## Given request
Every record must appear in your copy exactly as written, with no pictures.

## Records provided
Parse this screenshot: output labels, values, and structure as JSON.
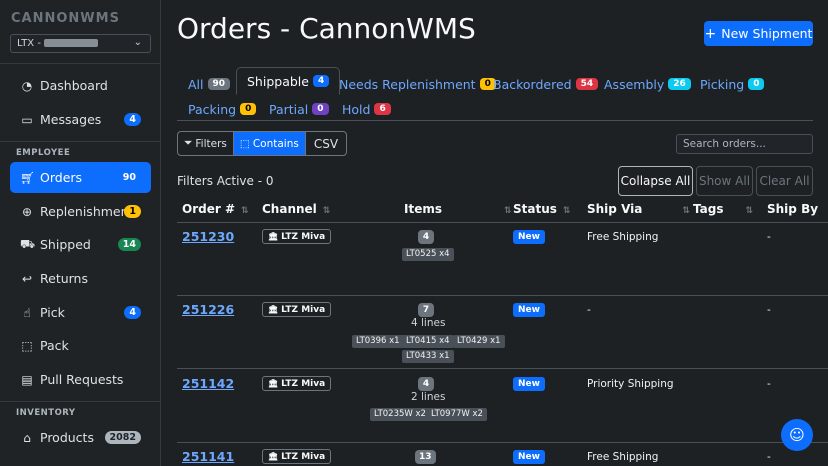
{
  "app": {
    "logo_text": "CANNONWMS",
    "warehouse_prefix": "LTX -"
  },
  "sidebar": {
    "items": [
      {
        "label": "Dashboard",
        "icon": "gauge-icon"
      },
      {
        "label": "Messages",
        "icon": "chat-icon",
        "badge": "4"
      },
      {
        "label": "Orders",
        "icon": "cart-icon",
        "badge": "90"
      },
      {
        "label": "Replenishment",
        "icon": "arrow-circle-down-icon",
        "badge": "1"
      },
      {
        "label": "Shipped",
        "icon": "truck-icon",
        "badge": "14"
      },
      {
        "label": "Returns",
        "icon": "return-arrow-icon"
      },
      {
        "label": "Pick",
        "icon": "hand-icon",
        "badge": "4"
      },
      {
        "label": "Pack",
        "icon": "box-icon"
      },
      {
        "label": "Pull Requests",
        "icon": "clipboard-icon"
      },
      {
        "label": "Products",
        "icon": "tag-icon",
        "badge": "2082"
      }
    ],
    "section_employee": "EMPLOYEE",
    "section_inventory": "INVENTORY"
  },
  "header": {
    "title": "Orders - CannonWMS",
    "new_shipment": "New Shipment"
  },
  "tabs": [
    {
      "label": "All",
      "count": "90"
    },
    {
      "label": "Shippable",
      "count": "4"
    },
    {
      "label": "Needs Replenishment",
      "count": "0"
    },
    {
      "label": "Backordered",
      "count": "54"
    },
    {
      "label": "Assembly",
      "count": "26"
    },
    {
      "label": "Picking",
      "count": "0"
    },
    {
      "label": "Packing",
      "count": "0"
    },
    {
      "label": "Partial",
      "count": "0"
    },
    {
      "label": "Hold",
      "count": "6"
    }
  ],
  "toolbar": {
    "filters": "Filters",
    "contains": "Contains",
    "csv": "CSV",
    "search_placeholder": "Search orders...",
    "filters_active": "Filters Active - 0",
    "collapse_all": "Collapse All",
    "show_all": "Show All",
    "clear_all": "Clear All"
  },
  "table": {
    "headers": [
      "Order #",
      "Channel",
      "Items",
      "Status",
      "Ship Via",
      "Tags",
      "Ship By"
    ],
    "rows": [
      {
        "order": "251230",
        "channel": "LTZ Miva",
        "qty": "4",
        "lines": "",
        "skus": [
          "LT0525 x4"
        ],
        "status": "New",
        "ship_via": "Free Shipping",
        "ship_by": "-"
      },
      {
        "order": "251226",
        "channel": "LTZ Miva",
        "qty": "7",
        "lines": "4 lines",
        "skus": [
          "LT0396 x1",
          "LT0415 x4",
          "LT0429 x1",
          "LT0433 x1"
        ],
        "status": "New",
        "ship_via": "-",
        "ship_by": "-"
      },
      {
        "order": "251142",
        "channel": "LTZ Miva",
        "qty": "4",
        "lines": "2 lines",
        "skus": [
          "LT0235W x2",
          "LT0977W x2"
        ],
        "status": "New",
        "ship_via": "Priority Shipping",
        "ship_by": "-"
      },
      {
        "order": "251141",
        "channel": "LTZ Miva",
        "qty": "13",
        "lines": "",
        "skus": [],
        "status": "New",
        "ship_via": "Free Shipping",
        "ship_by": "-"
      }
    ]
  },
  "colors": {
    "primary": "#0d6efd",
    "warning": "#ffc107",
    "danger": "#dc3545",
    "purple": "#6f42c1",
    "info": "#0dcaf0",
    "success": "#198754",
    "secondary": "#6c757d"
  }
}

## Completed task
Parse this screenshot: output labels, values, and structure as JSON.
{
  "app": {
    "logo_text": "CANNONWMS",
    "warehouse_prefix": "LTX -"
  },
  "sidebar": {
    "items": [
      {
        "label": "Dashboard",
        "icon": "gauge-icon"
      },
      {
        "label": "Messages",
        "icon": "chat-icon",
        "badge": "4"
      },
      {
        "label": "Orders",
        "icon": "cart-icon",
        "badge": "90"
      },
      {
        "label": "Replenishment",
        "icon": "arrow-circle-down-icon",
        "badge": "1"
      },
      {
        "label": "Shipped",
        "icon": "truck-icon",
        "badge": "14"
      },
      {
        "label": "Returns",
        "icon": "return-arrow-icon"
      },
      {
        "label": "Pick",
        "icon": "hand-icon",
        "badge": "4"
      },
      {
        "label": "Pack",
        "icon": "box-icon"
      },
      {
        "label": "Pull Requests",
        "icon": "clipboard-icon"
      },
      {
        "label": "Products",
        "icon": "tag-icon",
        "badge": "2082"
      }
    ],
    "section_employee": "EMPLOYEE",
    "section_inventory": "INVENTORY"
  },
  "header": {
    "title": "Orders - CannonWMS",
    "new_shipment": "New Shipment"
  },
  "tabs": [
    {
      "label": "All",
      "count": "90"
    },
    {
      "label": "Shippable",
      "count": "4"
    },
    {
      "label": "Needs Replenishment",
      "count": "0"
    },
    {
      "label": "Backordered",
      "count": "54"
    },
    {
      "label": "Assembly",
      "count": "26"
    },
    {
      "label": "Picking",
      "count": "0"
    },
    {
      "label": "Packing",
      "count": "0"
    },
    {
      "label": "Partial",
      "count": "0"
    },
    {
      "label": "Hold",
      "count": "6"
    }
  ],
  "toolbar": {
    "filters": "Filters",
    "contains": "Contains",
    "csv": "CSV",
    "search_placeholder": "Search orders...",
    "filters_active": "Filters Active - 0",
    "collapse_all": "Collapse All",
    "show_all": "Show All",
    "clear_all": "Clear All"
  },
  "table": {
    "headers": [
      "Order #",
      "Channel",
      "Items",
      "Status",
      "Ship Via",
      "Tags",
      "Ship By"
    ],
    "rows": [
      {
        "order": "251230",
        "channel": "LTZ Miva",
        "qty": "4",
        "lines": "",
        "skus": [
          "LT0525 x4"
        ],
        "status": "New",
        "ship_via": "Free Shipping",
        "ship_by": "-"
      },
      {
        "order": "251226",
        "channel": "LTZ Miva",
        "qty": "7",
        "lines": "4 lines",
        "skus": [
          "LT0396 x1",
          "LT0415 x4",
          "LT0429 x1",
          "LT0433 x1"
        ],
        "status": "New",
        "ship_via": "-",
        "ship_by": "-"
      },
      {
        "order": "251142",
        "channel": "LTZ Miva",
        "qty": "4",
        "lines": "2 lines",
        "skus": [
          "LT0235W x2",
          "LT0977W x2"
        ],
        "status": "New",
        "ship_via": "Priority Shipping",
        "ship_by": "-"
      },
      {
        "order": "251141",
        "channel": "LTZ Miva",
        "qty": "13",
        "lines": "",
        "skus": [],
        "status": "New",
        "ship_via": "Free Shipping",
        "ship_by": "-"
      }
    ]
  },
  "colors": {
    "primary": "#0d6efd",
    "warning": "#ffc107",
    "danger": "#dc3545",
    "purple": "#6f42c1",
    "info": "#0dcaf0",
    "success": "#198754",
    "secondary": "#6c757d"
  }
}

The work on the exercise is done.